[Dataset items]
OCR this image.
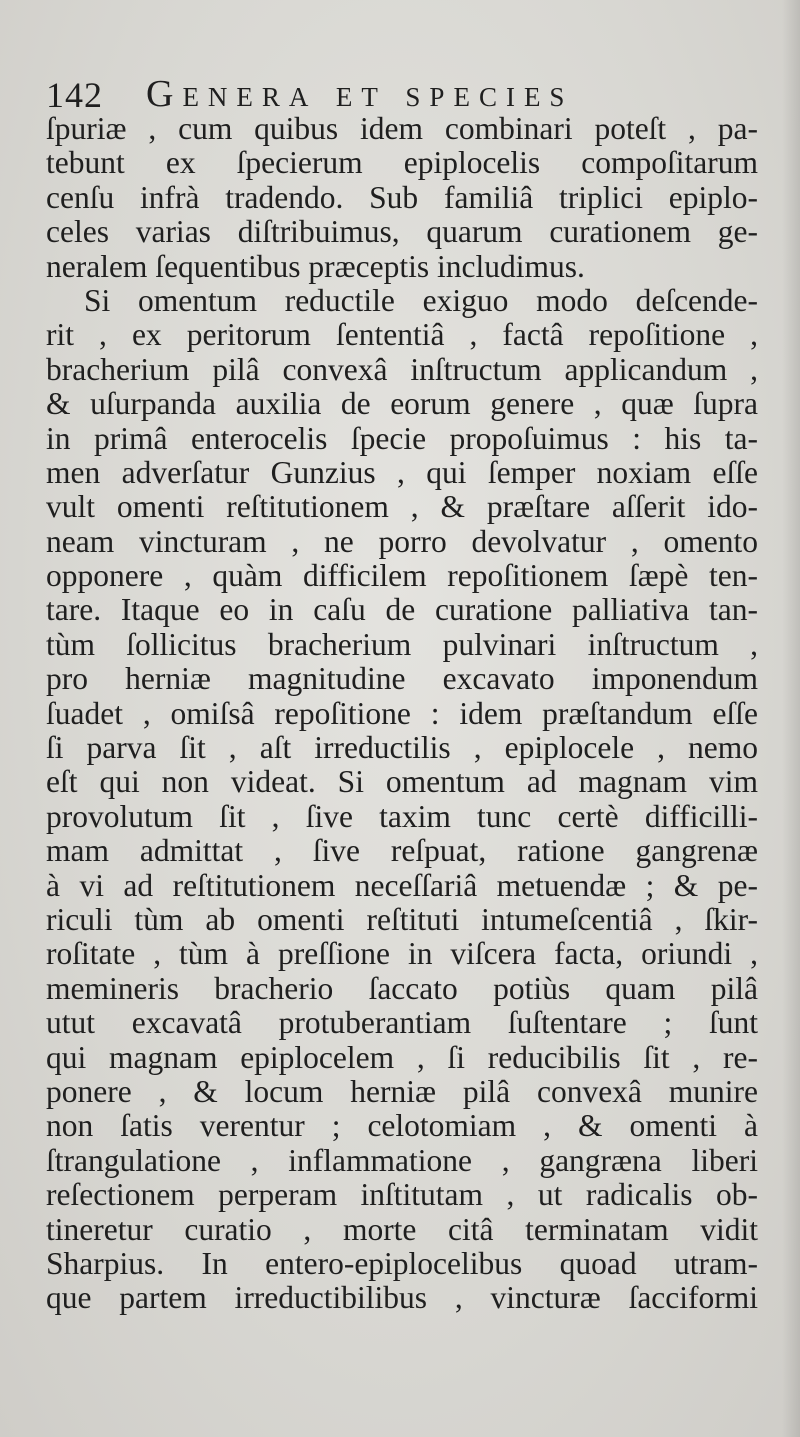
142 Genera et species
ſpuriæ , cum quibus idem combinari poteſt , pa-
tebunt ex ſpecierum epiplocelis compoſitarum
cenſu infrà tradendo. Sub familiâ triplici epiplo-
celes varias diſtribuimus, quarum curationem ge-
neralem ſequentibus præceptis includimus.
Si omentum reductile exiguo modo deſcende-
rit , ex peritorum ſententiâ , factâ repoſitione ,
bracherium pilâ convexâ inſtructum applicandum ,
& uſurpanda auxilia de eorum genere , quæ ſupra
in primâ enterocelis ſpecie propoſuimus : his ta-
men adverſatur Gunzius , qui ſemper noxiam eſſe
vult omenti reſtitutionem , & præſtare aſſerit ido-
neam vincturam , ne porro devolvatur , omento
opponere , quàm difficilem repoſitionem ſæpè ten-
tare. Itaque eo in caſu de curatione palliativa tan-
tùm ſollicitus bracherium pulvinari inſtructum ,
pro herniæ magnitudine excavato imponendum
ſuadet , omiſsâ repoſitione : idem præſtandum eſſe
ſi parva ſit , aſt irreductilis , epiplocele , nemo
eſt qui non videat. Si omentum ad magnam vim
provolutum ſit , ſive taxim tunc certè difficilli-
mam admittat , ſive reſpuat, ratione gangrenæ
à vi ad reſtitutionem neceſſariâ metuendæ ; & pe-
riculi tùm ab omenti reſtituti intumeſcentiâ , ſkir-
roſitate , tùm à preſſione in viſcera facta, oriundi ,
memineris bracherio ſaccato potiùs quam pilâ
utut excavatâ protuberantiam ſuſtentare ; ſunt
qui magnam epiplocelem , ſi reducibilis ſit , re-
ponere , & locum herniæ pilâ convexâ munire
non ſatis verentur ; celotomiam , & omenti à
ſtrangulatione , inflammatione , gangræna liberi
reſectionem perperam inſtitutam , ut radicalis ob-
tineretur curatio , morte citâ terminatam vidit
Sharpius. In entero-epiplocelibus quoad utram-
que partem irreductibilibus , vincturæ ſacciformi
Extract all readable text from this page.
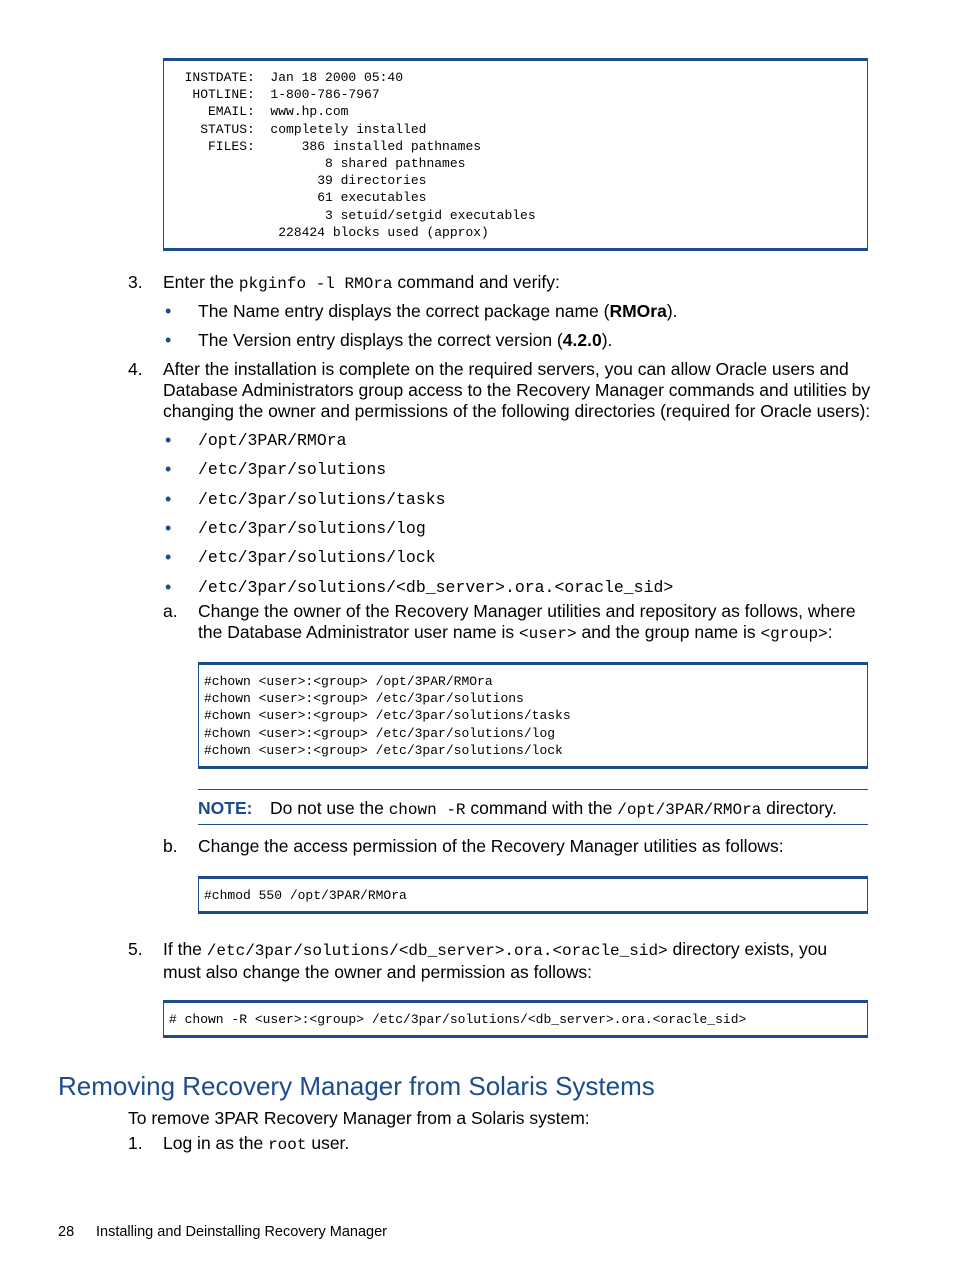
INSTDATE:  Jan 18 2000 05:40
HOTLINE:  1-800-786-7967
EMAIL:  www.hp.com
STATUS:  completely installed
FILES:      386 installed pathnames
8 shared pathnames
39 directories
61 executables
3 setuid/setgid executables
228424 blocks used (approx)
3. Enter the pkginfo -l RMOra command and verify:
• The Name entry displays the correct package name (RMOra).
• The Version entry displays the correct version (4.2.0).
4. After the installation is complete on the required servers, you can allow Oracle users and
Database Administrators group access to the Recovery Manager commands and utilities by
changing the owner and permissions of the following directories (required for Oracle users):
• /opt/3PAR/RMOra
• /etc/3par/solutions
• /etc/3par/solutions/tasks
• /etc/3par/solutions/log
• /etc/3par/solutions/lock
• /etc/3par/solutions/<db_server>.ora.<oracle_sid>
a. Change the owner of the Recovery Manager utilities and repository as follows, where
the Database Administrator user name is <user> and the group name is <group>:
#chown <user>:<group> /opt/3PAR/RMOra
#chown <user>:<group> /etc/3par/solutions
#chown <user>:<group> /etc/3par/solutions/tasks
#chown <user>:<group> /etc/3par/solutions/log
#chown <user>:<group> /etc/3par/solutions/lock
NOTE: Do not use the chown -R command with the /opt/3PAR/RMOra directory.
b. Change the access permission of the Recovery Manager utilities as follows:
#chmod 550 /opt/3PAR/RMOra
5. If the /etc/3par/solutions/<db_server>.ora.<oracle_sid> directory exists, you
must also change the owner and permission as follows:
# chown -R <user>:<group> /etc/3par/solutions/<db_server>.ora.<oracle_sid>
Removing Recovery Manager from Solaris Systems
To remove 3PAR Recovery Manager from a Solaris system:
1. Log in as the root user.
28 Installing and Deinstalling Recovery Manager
--
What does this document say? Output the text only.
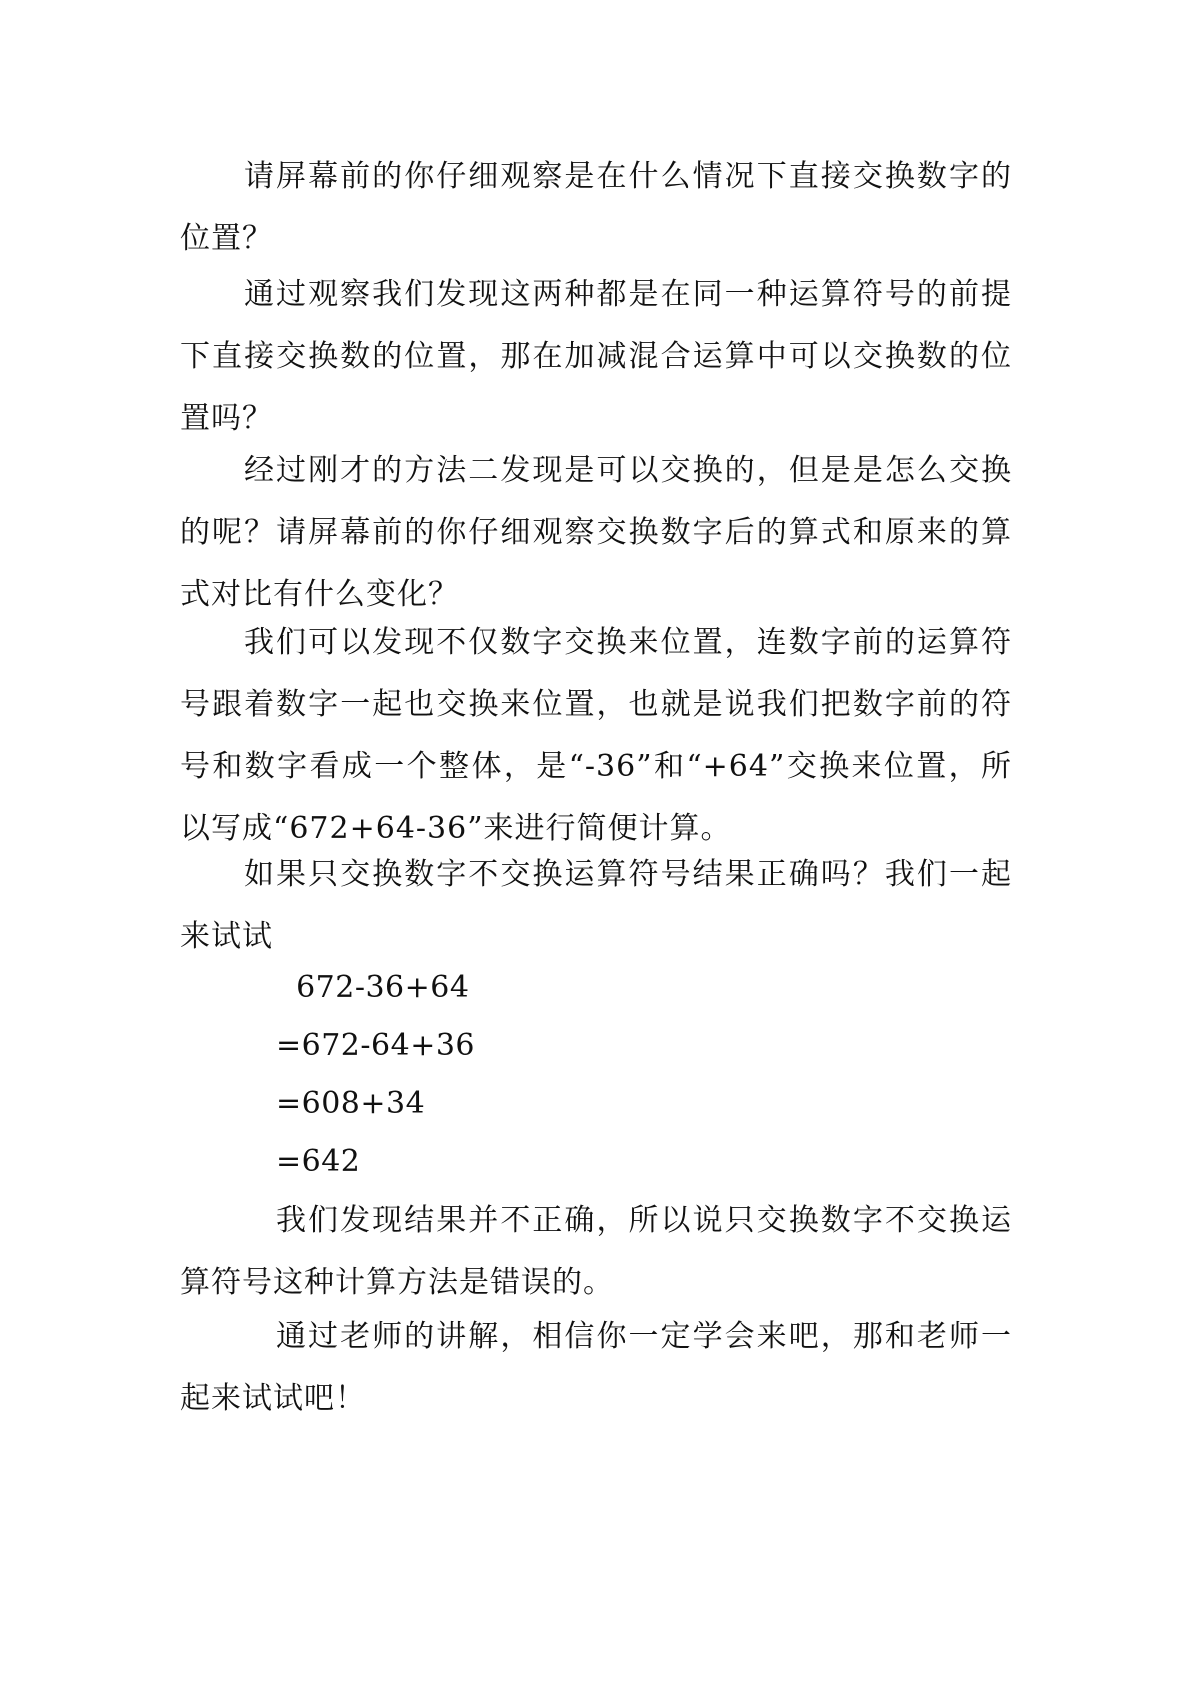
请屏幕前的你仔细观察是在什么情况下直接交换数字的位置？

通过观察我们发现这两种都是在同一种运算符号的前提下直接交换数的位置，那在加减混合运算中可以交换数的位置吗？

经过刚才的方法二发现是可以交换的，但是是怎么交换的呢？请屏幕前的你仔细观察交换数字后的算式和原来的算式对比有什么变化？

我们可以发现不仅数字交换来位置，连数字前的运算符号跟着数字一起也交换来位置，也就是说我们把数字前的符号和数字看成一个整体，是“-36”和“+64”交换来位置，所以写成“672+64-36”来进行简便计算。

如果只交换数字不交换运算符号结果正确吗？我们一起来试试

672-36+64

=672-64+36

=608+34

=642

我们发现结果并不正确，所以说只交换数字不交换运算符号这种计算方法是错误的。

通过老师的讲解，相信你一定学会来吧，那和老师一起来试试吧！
...
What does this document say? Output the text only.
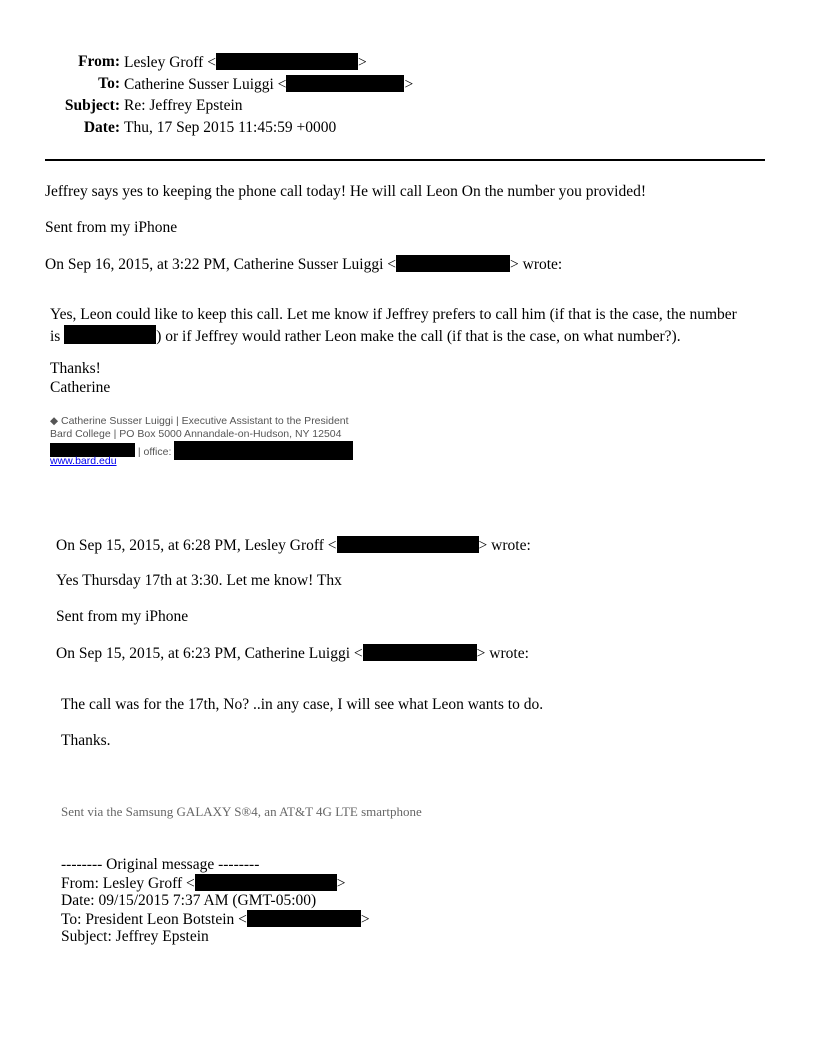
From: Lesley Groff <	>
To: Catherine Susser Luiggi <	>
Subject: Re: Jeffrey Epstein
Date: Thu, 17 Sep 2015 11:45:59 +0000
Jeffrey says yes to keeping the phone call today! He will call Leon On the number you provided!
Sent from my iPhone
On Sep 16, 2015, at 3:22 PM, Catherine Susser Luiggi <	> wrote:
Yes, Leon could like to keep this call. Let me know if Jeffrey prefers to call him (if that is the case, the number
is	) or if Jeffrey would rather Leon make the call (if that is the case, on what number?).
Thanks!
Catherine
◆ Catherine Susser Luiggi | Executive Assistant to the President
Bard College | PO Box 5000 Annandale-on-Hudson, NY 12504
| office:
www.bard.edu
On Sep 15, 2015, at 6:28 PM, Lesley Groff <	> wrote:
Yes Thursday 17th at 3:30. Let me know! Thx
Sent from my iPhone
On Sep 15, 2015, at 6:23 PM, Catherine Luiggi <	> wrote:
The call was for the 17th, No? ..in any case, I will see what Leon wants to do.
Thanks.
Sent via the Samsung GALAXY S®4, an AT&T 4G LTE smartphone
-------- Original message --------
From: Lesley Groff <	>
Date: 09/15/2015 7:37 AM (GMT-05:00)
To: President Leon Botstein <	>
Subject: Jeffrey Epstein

AIM — Sift the material for lines with the string "displays". Copy each one found.

PROBLEM SOLUTION —
• The Name entry displays the correct package name (RMOra).
• The Version entry displays the correct version (4.2.0).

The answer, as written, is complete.